━━━ EXTRACTED ENTRIES

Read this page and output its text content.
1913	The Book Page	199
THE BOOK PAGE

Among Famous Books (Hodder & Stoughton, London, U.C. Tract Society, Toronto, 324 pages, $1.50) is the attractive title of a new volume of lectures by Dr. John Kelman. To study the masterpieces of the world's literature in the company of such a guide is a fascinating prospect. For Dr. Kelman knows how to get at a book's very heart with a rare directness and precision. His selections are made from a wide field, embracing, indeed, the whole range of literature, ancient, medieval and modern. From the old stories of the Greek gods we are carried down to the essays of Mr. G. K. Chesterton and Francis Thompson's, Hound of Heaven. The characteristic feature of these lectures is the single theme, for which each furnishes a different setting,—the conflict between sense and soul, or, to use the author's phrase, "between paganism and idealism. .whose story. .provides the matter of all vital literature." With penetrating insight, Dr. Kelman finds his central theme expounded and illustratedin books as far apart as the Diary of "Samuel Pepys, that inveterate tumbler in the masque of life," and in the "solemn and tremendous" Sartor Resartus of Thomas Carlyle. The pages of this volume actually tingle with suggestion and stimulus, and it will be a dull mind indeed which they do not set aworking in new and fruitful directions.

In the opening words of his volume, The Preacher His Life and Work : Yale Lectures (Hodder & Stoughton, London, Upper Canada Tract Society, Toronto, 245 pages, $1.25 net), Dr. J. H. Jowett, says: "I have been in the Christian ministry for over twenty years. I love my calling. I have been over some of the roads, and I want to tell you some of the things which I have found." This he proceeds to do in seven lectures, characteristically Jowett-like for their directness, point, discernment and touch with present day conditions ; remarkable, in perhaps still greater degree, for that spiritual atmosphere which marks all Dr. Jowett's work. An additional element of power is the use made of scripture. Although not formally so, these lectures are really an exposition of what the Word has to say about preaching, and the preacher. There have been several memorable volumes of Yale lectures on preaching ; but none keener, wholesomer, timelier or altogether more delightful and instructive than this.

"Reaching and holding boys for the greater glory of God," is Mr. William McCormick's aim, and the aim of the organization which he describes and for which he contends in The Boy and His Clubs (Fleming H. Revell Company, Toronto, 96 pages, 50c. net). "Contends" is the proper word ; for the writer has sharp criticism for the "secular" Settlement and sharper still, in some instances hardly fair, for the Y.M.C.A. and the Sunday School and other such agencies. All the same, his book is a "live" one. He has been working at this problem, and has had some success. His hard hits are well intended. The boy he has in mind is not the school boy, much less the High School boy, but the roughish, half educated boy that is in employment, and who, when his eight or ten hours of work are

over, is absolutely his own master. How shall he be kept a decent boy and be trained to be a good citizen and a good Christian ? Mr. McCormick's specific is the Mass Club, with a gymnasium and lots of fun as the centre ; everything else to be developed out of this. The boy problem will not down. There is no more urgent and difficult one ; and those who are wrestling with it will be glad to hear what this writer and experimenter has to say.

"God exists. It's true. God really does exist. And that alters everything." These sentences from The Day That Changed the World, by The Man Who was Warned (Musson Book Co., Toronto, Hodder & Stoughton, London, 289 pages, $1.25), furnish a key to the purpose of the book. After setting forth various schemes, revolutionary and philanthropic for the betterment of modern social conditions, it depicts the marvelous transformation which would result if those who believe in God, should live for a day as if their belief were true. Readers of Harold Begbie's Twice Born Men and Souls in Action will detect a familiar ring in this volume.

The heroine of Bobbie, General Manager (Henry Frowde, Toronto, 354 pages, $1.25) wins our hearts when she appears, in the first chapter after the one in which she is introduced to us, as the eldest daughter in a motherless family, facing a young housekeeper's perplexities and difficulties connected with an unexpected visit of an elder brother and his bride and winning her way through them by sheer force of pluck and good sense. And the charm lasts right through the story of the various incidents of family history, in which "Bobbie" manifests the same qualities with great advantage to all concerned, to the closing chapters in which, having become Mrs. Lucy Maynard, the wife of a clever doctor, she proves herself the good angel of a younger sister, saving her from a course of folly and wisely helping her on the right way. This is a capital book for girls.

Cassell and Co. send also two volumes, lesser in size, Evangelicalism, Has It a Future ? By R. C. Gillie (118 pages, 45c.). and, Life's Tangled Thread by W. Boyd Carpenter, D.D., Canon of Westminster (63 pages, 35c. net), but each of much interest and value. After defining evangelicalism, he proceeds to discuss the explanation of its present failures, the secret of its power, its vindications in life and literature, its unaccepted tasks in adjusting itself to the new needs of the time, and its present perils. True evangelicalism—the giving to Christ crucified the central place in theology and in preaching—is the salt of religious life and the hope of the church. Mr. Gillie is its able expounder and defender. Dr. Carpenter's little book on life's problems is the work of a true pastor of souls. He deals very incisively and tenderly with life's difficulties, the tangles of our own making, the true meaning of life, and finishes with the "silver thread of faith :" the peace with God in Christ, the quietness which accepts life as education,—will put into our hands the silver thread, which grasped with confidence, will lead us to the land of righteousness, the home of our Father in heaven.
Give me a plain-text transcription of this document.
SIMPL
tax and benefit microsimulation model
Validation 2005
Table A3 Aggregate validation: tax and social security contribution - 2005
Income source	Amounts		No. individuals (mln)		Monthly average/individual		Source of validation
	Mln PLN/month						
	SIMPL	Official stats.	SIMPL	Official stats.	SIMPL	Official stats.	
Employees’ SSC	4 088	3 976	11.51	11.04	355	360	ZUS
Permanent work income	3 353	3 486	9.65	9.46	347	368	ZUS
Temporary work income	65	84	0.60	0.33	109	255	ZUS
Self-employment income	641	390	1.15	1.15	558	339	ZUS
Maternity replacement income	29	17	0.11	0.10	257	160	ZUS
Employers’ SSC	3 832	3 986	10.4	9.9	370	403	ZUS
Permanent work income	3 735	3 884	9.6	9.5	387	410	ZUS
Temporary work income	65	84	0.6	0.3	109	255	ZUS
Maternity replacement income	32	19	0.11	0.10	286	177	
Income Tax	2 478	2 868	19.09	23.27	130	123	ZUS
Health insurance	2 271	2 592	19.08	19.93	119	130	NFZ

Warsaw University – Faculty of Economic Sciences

━━━━━━

**WHAT IS ASKED:** Using the material above, count the lines containing the word "Maternity". Reply with the number alone.

**SOLVED EXERCISE:** 2